■ What is being asked
Reproduce the OCR pipeline notebook text from "## Overview" to "augmenting image data.", with no changes.

In [2]:
import os
import cv2
import torch
import easyocr
import numpy as np
import re
from imutils import rotate_bound
from tqdm import tqdm
import json
from pdf2image import convert_from_path
from torch.utils.data import Dataset, DataLoader

# OCR Model with Preprocessing, PDF-to-Image Conversion, and Training Loop

## Overview
This notebook demonstrates a complete pipeline for Optical Character Recognition (OCR) using a combination of EasyOCR and PyTorch. It includes:
1. **PDF-to-Image Conversion** - Converts scanned PDFs into high-resolution images for processing.  
2. **Image Preprocessing** - Enhances image quality by applying grayscale conversion, sharpening, thresholding, and de-skewing techniques.  
3. **Custom Dataset and DataLoader** - Defines a dataset class for loading and augmenting image data.

■ Records
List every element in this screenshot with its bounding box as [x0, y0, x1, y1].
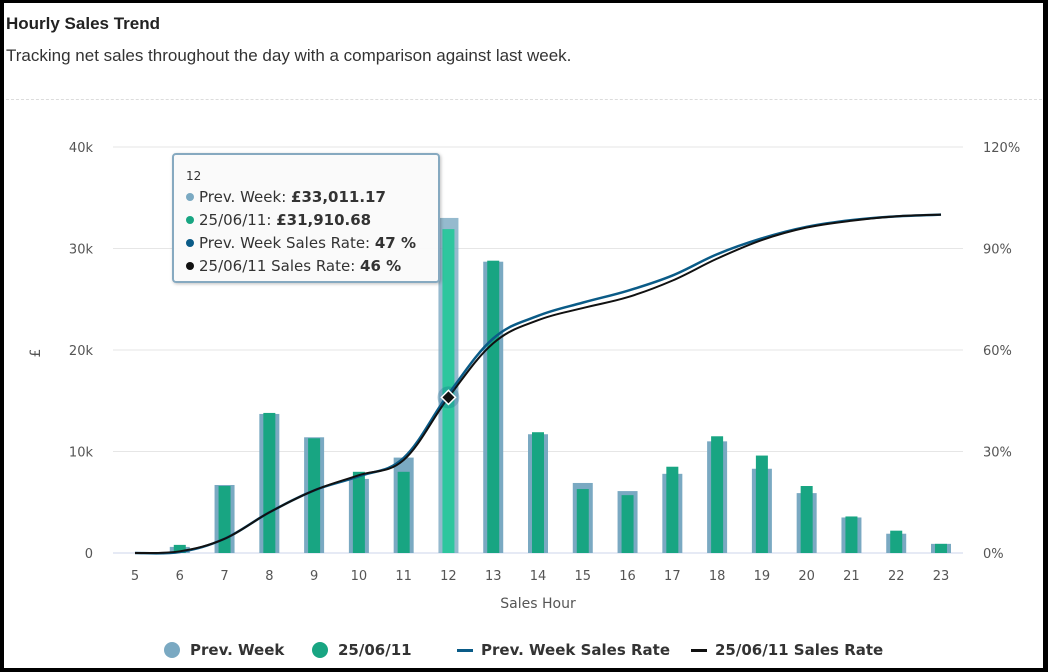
legend-item-current[interactable]: 25/06/11 [312, 641, 412, 659]
x-tick-label: 10 [351, 569, 368, 584]
bar-current [173, 544, 186, 553]
legend: Prev. Week 25/06/11 Prev. Week Sales Rat… [0, 641, 1048, 665]
legend-item-current-rate[interactable]: 25/06/11 Sales Rate [691, 641, 883, 659]
legend-item-prev-week[interactable]: Prev. Week [164, 641, 284, 659]
bar-current [666, 466, 679, 553]
x-tick-label: 20 [798, 569, 815, 584]
bar-current [935, 543, 947, 553]
x-tick-label: 14 [530, 569, 547, 584]
bar-current [532, 432, 544, 553]
x-tick-label: 21 [843, 569, 860, 584]
chart-subtitle: Tracking net sales throughout the day wi… [6, 46, 572, 65]
x-tick-label: 13 [485, 569, 502, 584]
x-tick-label: 17 [664, 569, 681, 584]
y-tick-label: 10k [69, 446, 94, 461]
header-divider [6, 99, 1042, 100]
y-tick-label: 0 [85, 547, 93, 562]
tooltip-header: 12 [186, 169, 202, 183]
bar-current [755, 455, 768, 553]
x-tick-label: 15 [575, 569, 592, 584]
y2-tick-label: 0% [983, 547, 1004, 562]
series-dot-icon [186, 262, 194, 270]
bar-current [800, 486, 813, 553]
series-dot-icon [186, 216, 194, 224]
bar-current [621, 495, 634, 553]
x-tick-label: 22 [888, 569, 905, 584]
chart-card [4, 3, 1043, 668]
y-tick-label: 20k [69, 344, 94, 359]
x-tick-label: 19 [754, 569, 771, 584]
y-tick-label: 40k [69, 141, 94, 156]
tooltip: 12 Prev. Week: £33,011.17 25/06/11: £31,… [172, 153, 440, 283]
diamond-marker-icon [440, 389, 457, 406]
y2-tick-label: 120% [983, 141, 1020, 156]
tooltip-row-prev-week: Prev. Week: £33,011.17 [186, 186, 438, 209]
y-axis-right: 0% 30% 60% 90% 120% [983, 141, 1020, 562]
x-tick-label: 12 [440, 569, 457, 584]
x-tick-label: 9 [310, 569, 318, 584]
y-axis-left: 0 10k 20k 30k 40k [69, 141, 94, 562]
y-tick-label: 30k [69, 243, 94, 258]
chart-title: Hourly Sales Trend [6, 14, 160, 33]
bar-current [352, 471, 365, 553]
tooltip-row-prev-rate: Prev. Week Sales Rate: 47 % [186, 232, 438, 255]
line-icon [457, 648, 473, 652]
bar-current [711, 436, 724, 553]
series-dot-icon [186, 193, 194, 201]
x-tick-label: 6 [176, 569, 184, 584]
line-icon [691, 648, 707, 652]
line-current-rate [134, 213, 942, 555]
x-tick-label: 7 [220, 569, 228, 584]
x-axis: 5 6 7 8 9 10 11 12 13 14 15 16 17 18 19 20 21 22 23 [131, 569, 949, 584]
y2-tick-label: 90% [983, 243, 1012, 258]
bar-current [218, 486, 231, 553]
hover-marker [437, 386, 460, 409]
x-tick-label: 23 [933, 569, 950, 584]
x-tick-label: 11 [395, 569, 412, 584]
y2-tick-label: 30% [983, 446, 1012, 461]
y-axis-title: £ [28, 349, 44, 358]
rate-lines [134, 213, 942, 555]
bar-current [576, 489, 589, 553]
circle-icon [164, 642, 180, 658]
y2-tick-label: 60% [983, 344, 1012, 359]
x-tick-label: 16 [619, 569, 636, 584]
bar-current [487, 260, 500, 553]
x-tick-label: 5 [131, 569, 139, 584]
x-tick-label: 8 [265, 569, 273, 584]
bar-current [263, 412, 276, 553]
tooltip-row-current: 25/06/11: £31,910.68 [186, 209, 438, 232]
bar-current [397, 471, 410, 553]
bar-current [890, 530, 903, 553]
legend-item-prev-week-rate[interactable]: Prev. Week Sales Rate [457, 641, 670, 659]
bar-current [845, 516, 858, 553]
x-tick-label: 18 [709, 569, 726, 584]
series-dot-icon [186, 239, 194, 247]
x-axis-title: Sales Hour [500, 596, 576, 612]
tooltip-row-current-rate: 25/06/11 Sales Rate: 46 % [186, 255, 438, 278]
bar-current [308, 438, 321, 553]
circle-icon [312, 642, 328, 658]
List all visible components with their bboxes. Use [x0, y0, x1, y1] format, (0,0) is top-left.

■ Correct result
## Overview
This notebook demonstrates a complete pipeline for Optical Character Recognition (OCR) using a combination of EasyOCR and PyTorch. It includes:
1. **PDF-to-Image Conversion** - Converts scanned PDFs into high-resolution images for processing.  
2. **Image Preprocessing** - Enhances image quality by applying grayscale conversion, sharpening, thresholding, and de-skewing techniques.  
3. **Custom Dataset and DataLoader** - Defines a dataset class for loading and augmenting image data.